• [DATA EXCERPTS]:
= = = =

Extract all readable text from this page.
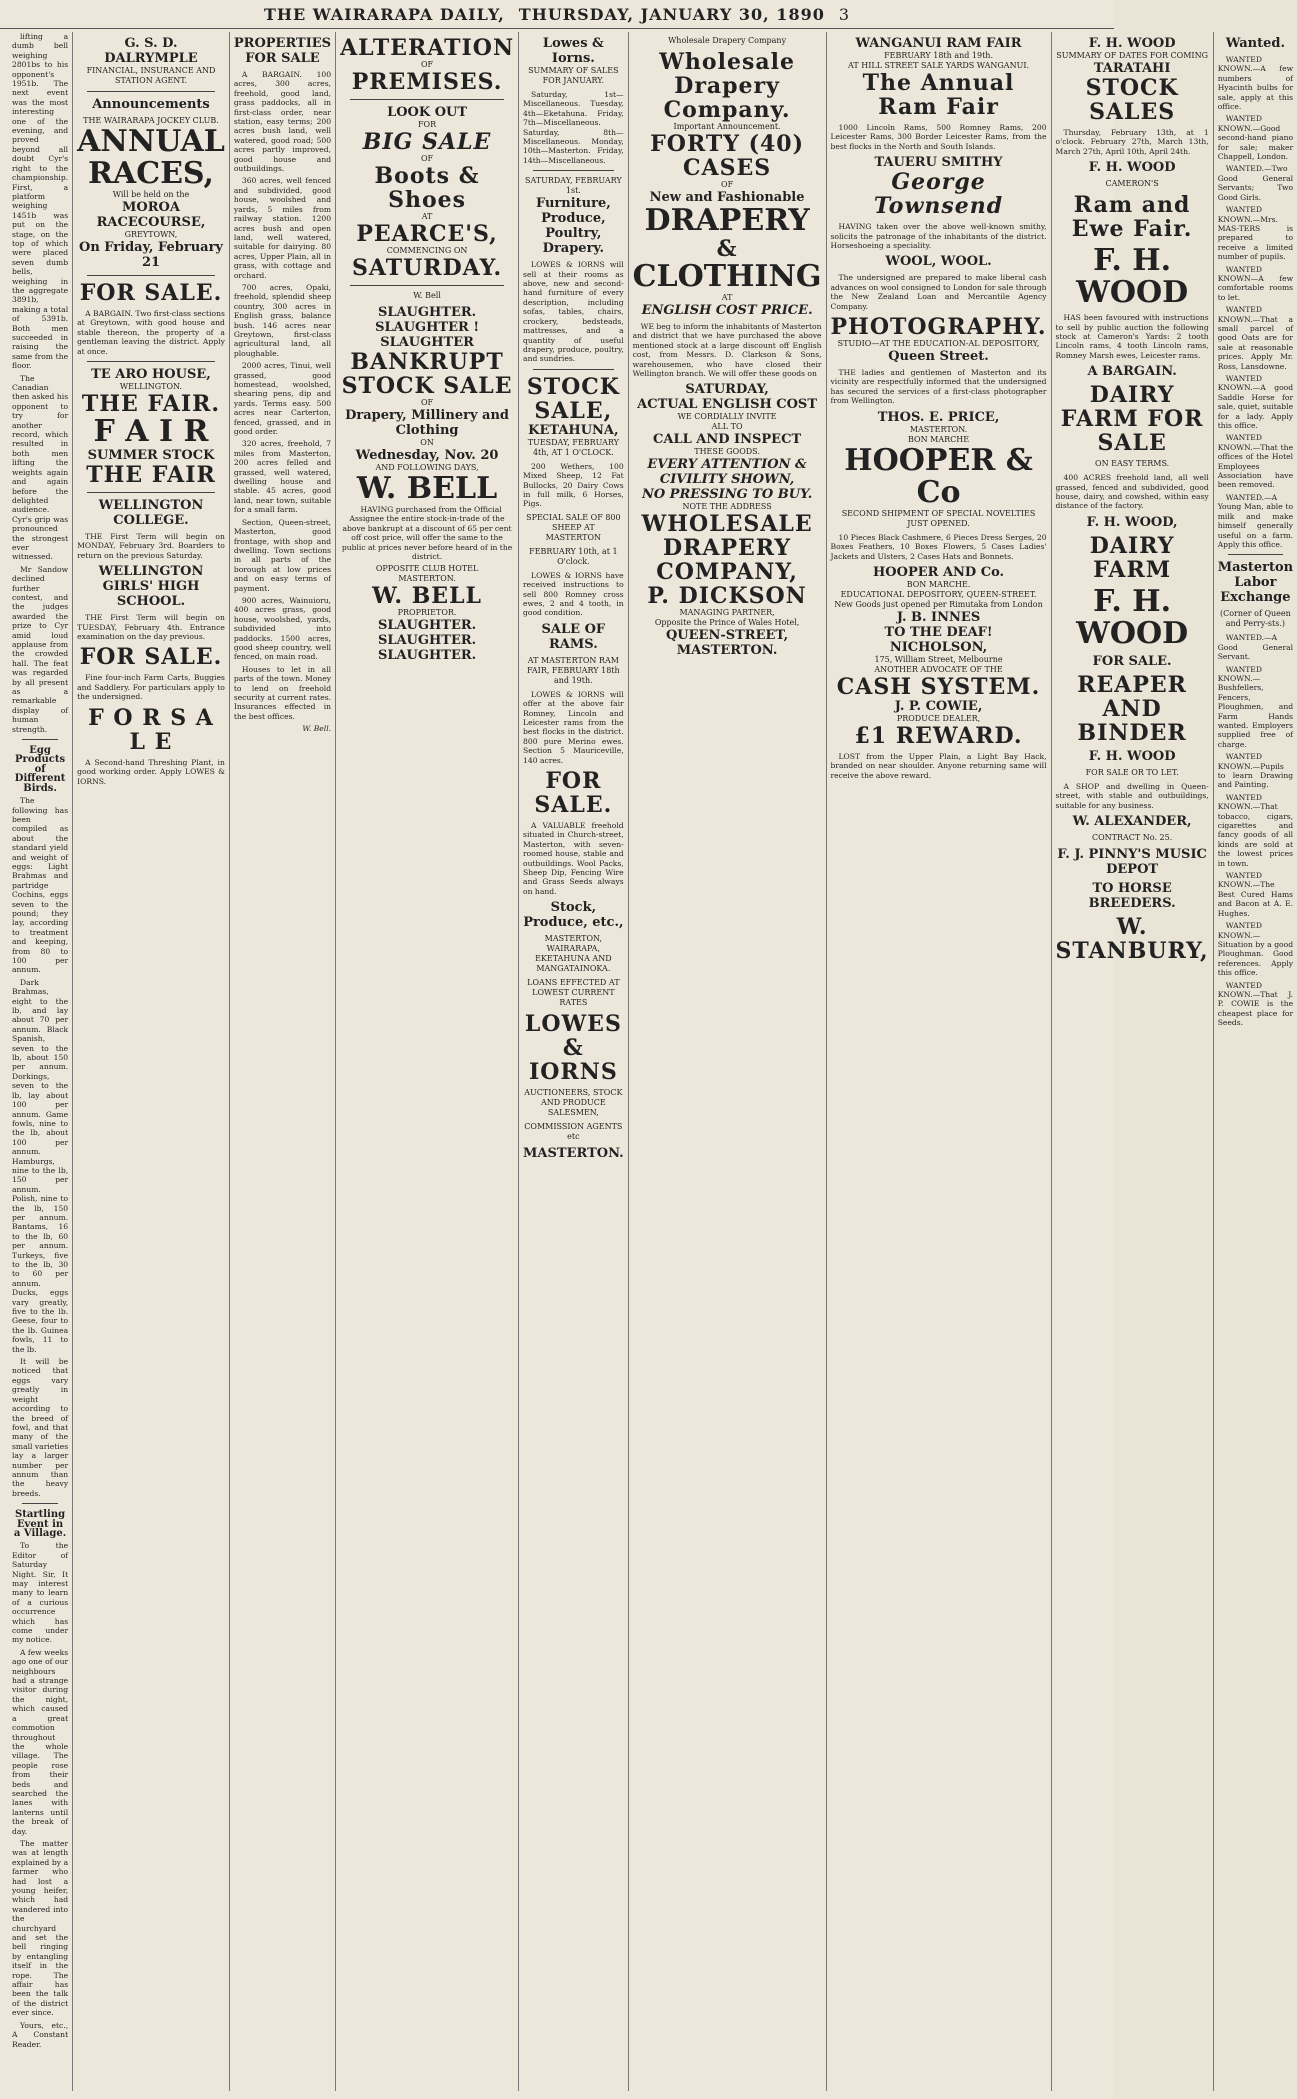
THE WAIRARAPA DAILY, THURSDAY, JANUARY 30, 1890 3

lifting a dumb bell weighing 2801bs to his opponent's 1951b. The next event was the most interesting one of the evening, and proved beyond all doubt Cyr's right to the championship. First, a platform weighing 1451b was put on the stage, on the top of which were placed seven dumb bells, weighing in the aggregate 3891b, making a total of 5391b. Both men succeeded in raising the same from the floor.

The Canadian then asked his opponent to try for another record, which resulted in both men lifting the weights again and again before the delighted audience. Cyr's grip was pronounced the strongest ever witnessed.

Mr Sandow declined further contest, and the judges awarded the prize to Cyr amid loud applause from the crowded hall. The feat was regarded by all present as a remarkable display of human strength.

Egg Products of Different Birds.

The following has been compiled as about the standard yield and weight of eggs: Light Brahmas and partridge Cochins, eggs seven to the pound; they lay, according to treatment and keeping, from 80 to 100 per annum.

Dark Brahmas, eight to the lb, and lay about 70 per annum. Black Spanish, seven to the lb, about 150 per annum. Dorkings, seven to the lb, lay about 100 per annum. Game fowls, nine to the lb, about 100 per annum. Hamburgs, nine to the lb, 150 per annum. Polish, nine to the lb, 150 per annum. Bantams, 16 to the lb, 60 per annum. Turkeys, five to the lb, 30 to 60 per annum. Ducks, eggs vary greatly, five to the lb. Geese, four to the lb. Guinea fowls, 11 to the lb.

It will be noticed that eggs vary greatly in weight according to the breed of fowl, and that many of the small varieties lay a larger number per annum than the heavy breeds.

Startling Event in a Village.

To the Editor of Saturday Night. Sir, It may interest many to learn of a curious occurrence which has come under my notice.

A few weeks ago one of our neighbours had a strange visitor during the night, which caused a great commotion throughout the whole village. The people rose from their beds and searched the lanes with lanterns until the break of day.

The matter was at length explained by a farmer who had lost a young heifer, which had wandered into the churchyard and set the bell ringing by entangling itself in the rope. The affair has been the talk of the district ever since.

Yours, etc., A Constant Reader.

G. S. D. DALRYMPLE
FINANCIAL, INSURANCE AND STATION AGENT.
Announcements
THE WAIRARAPA JOCKEY CLUB.
ANNUAL RACES,
Will be held on the
MOROA RACECOURSE,
GREYTOWN,
On Friday, February 21
FOR SALE.

A BARGAIN. Two first-class sections at Greytown, with good house and stable thereon, the property of a gentleman leaving the district. Apply at once.

TE ARO HOUSE,
WELLINGTON.
THE FAIR.
F A I R
SUMMER STOCK
THE FAIR
WELLINGTON COLLEGE.

THE First Term will begin on MONDAY, February 3rd. Boarders to return on the previous Saturday.

WELLINGTON GIRLS' HIGH SCHOOL.

THE First Term will begin on TUESDAY, February 4th. Entrance examination on the day previous.

FOR SALE.

Fine four-inch Farm Carts, Buggies and Saddlery. For particulars apply to the undersigned.

F O R S A L E

A Second-hand Threshing Plant, in good working order. Apply LOWES & IORNS.

PROPERTIES FOR SALE

A BARGAIN. 100 acres, 300 acres, freehold, good land, grass paddocks, all in first-class order, near station, easy terms; 200 acres bush land, well watered, good road; 500 acres partly improved, good house and outbuildings.

360 acres, well fenced and subdivided, good house, woolshed and yards, 5 miles from railway station. 1200 acres bush and open land, well watered, suitable for dairying. 80 acres, Upper Plain, all in grass, with cottage and orchard.

700 acres, Opaki, freehold, splendid sheep country, 300 acres in English grass, balance bush. 146 acres near Greytown, first-class agricultural land, all ploughable.

2000 acres, Tinui, well grassed, good homestead, woolshed, shearing pens, dip and yards. Terms easy. 500 acres near Carterton, fenced, grassed, and in good order.

320 acres, freehold, 7 miles from Masterton, 200 acres felled and grassed, well watered, dwelling house and stable. 45 acres, good land, near town, suitable for a small farm.

Section, Queen-street, Masterton, good frontage, with shop and dwelling. Town sections in all parts of the borough at low prices and on easy terms of payment.

900 acres, Wainuioru, 400 acres grass, good house, woolshed, yards, subdivided into paddocks. 1500 acres, good sheep country, well fenced, on main road.

Houses to let in all parts of the town. Money to lend on freehold security at current rates. Insurances effected in the best offices.

W. Bell.
ALTERATION
OF
PREMISES.
LOOK OUT
FOR
BIG SALE
OF
Boots & Shoes
AT
PEARCE'S,
COMMENCING ON
SATURDAY.
W. Bell
SLAUGHTER. SLAUGHTER ! SLAUGHTER
BANKRUPT STOCK SALE
OF
Drapery, Millinery and Clothing
ON
Wednesday, Nov. 20
AND FOLLOWING DAYS,
W. BELL

HAVING purchased from the Official Assignee the entire stock-in-trade of the above bankrupt at a discount of 65 per cent off cost price, will offer the same to the public at prices never before heard of in the district.

OPPOSITE CLUB HOTEL
MASTERTON.
W. BELL
PROPRIETOR.
SLAUGHTER. SLAUGHTER. SLAUGHTER.
Lowes & Iorns.
SUMMARY OF SALES FOR JANUARY.

Saturday, 1st—Miscellaneous. Tuesday, 4th—Eketahuna. Friday, 7th—Miscellaneous. Saturday, 8th—Miscellaneous. Monday, 10th—Masterton. Friday, 14th—Miscellaneous.

SATURDAY, FEBRUARY 1st.
Furniture, Produce, Poultry, Drapery.

LOWES & IORNS will sell at their rooms as above, new and second-hand furniture of every description, including sofas, tables, chairs, crockery, bedsteads, mattresses, and a quantity of useful drapery, produce, poultry, and sundries.

STOCK SALE,
KETAHUNA,
TUESDAY, FEBRUARY 4th, AT 1 O'CLOCK.

200 Wethers, 100 Mixed Sheep, 12 Fat Bullocks, 20 Dairy Cows in full milk, 6 Horses, Pigs.

SPECIAL SALE OF 800 SHEEP AT MASTERTON
FEBRUARY 10th, at 1 O'clock.

LOWES & IORNS have received instructions to sell 800 Romney cross ewes, 2 and 4 tooth, in good condition.

SALE OF RAMS.
AT MASTERTON RAM FAIR, FEBRUARY 18th and 19th.

LOWES & IORNS will offer at the above fair Romney, Lincoln and Leicester rams from the best flocks in the district. 800 pure Merino ewes. Section 5 Mauriceville, 140 acres.

FOR SALE.

A VALUABLE freehold situated in Church-street, Masterton, with seven-roomed house, stable and outbuildings. Wool Packs, Sheep Dip, Fencing Wire and Grass Seeds always on hand.

Stock, Produce, etc.,
MASTERTON, WAIRARAPA, EKETAHUNA AND MANGATAINOKA.
LOANS EFFECTED AT LOWEST CURRENT RATES
LOWES & IORNS
AUCTIONEERS, STOCK AND PRODUCE SALESMEN,
COMMISSION AGENTS etc
MASTERTON.
Wholesale Drapery Company
Wholesale Drapery
Company.
Important Announcement.
FORTY (40) CASES
OF
New and Fashionable
DRAPERY
&
CLOTHING
AT
ENGLISH COST PRICE.

WE beg to inform the inhabitants of Masterton and district that we have purchased the above mentioned stock at a large discount off English cost, from Messrs. D. Clarkson & Sons, warehousemen, who have closed their Wellington branch. We will offer these goods on

SATURDAY,
ACTUAL ENGLISH COST
WE CORDIALLY INVITE
ALL TO
CALL AND INSPECT
THESE GOODS.
EVERY ATTENTION &
CIVILITY SHOWN,
NO PRESSING TO BUY.
NOTE THE ADDRESS
WHOLESALE
DRAPERY
COMPANY,
P. DICKSON
MANAGING PARTNER,
Opposite the Prince of Wales Hotel,
QUEEN-STREET,
MASTERTON.
WANGANUI RAM FAIR
FEBRUARY 18th and 19th.
AT HILL STREET SALE YARDS WANGANUI.
The Annual Ram Fair

1000 Lincoln Rams, 500 Romney Rams, 200 Leicester Rams, 300 Border Leicester Rams, from the best flocks in the North and South Islands.

TAUERU SMITHY
George Townsend

HAVING taken over the above well-known smithy, solicits the patronage of the inhabitants of the district. Horseshoeing a speciality.

WOOL, WOOL.

The undersigned are prepared to make liberal cash advances on wool consigned to London for sale through the New Zealand Loan and Mercantile Agency Company.

PHOTOGRAPHY.
STUDIO—AT THE EDUCATION-AL DEPOSITORY,
Queen Street.

THE ladies and gentlemen of Masterton and its vicinity are respectfully informed that the undersigned has secured the services of a first-class photographer from Wellington.

THOS. E. PRICE,
MASTERTON.
BON MARCHE
HOOPER & Co
SECOND SHIPMENT OF SPECIAL NOVELTIES JUST OPENED.

10 Pieces Black Cashmere, 6 Pieces Dress Serges, 20 Boxes Feathers, 10 Boxes Flowers, 5 Cases Ladies' Jackets and Ulsters, 2 Cases Hats and Bonnets.

HOOPER AND Co.
BON MARCHE.
EDUCATIONAL DEPOSITORY, QUEEN-STREET.
New Goods just opened per Rimutaka from London
J. B. INNES
TO THE DEAF!
NICHOLSON,
175, William Street, Melbourne
ANOTHER ADVOCATE OF THE
CASH SYSTEM.
J. P. COWIE,
PRODUCE DEALER,
£1 REWARD.

LOST from the Upper Plain, a Light Bay Hack, branded on near shoulder. Anyone returning same will receive the above reward.

F. H. WOOD
SUMMARY OF DATES FOR COMING
TARATAHI
STOCK SALES

Thursday, February 13th, at 1 o'clock. February 27th, March 13th, March 27th, April 10th, April 24th.

F. H. WOOD
CAMERON'S
Ram and Ewe Fair.
F. H. WOOD

HAS been favoured with instructions to sell by public auction the following stock at Cameron's Yards: 2 tooth Lincoln rams, 4 tooth Lincoln rams, Romney Marsh ewes, Leicester rams.

A BARGAIN.
DAIRY FARM FOR SALE
ON EASY TERMS.

400 ACRES freehold land, all well grassed, fenced and subdivided, good house, dairy, and cowshed, within easy distance of the factory.

F. H. WOOD,
DAIRY FARM
F. H. WOOD
FOR SALE.
REAPER AND BINDER
F. H. WOOD
FOR SALE OR TO LET.

A SHOP and dwelling in Queen-street, with stable and outbuildings, suitable for any business.

W. ALEXANDER,
CONTRACT No. 25.
F. J. PINNY'S MUSIC DEPOT
TO HORSE BREEDERS.
W. STANBURY,
Wanted.

WANTED KNOWN.—A few numbers of Hyacinth bulbs for sale, apply at this office.

WANTED KNOWN.—Good second-hand piano for sale; maker Chappell, London.

WANTED.—Two Good General Servants; Two Good Girls.

WANTED KNOWN.—Mrs. MAS-TERS is prepared to receive a limited number of pupils.

WANTED KNOWN—A few comfortable rooms to let.

WANTED KNOWN.—That a small parcel of good Oats are for sale at reasonable prices. Apply Mr. Ross, Lansdowne.

WANTED KNOWN.—A good Saddle Horse for sale, quiet, suitable for a lady. Apply this office.

WANTED KNOWN.—That the offices of the Hotel Employees Association have been removed.

WANTED.—A Young Man, able to milk and make himself generally useful on a farm. Apply this office.

Masterton Labor Exchange
(Corner of Queen and Perry-sts.)

WANTED.—A Good General Servant.

WANTED KNOWN.—Bushfellers, Fencers, Ploughmen, and Farm Hands wanted. Employers supplied free of charge.

WANTED KNOWN.—Pupils to learn Drawing and Painting.

WANTED KNOWN.—That tobacco, cigars, cigarettes and fancy goods of all kinds are sold at the lowest prices in town.

WANTED KNOWN.—The Best Cured Hams and Bacon at A. E. Hughes.

WANTED KNOWN.—Situation by a good Ploughman. Good references. Apply this office.

WANTED KNOWN.—That J. P. COWIE is the cheapest place for Seeds.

= = = =

• [REQUIRED TASK]: Copy out each line that contains the word "parts".

• [EXERCISE SOLUTION]:
Section, Queen-street, Masterton, good frontage, with shop and dwelling. Town sections in all parts of the borough at low prices and on easy terms of payment.
Houses to let in all parts of the town. Money to lend on freehold security at current rates. Insurances effected in the best offices.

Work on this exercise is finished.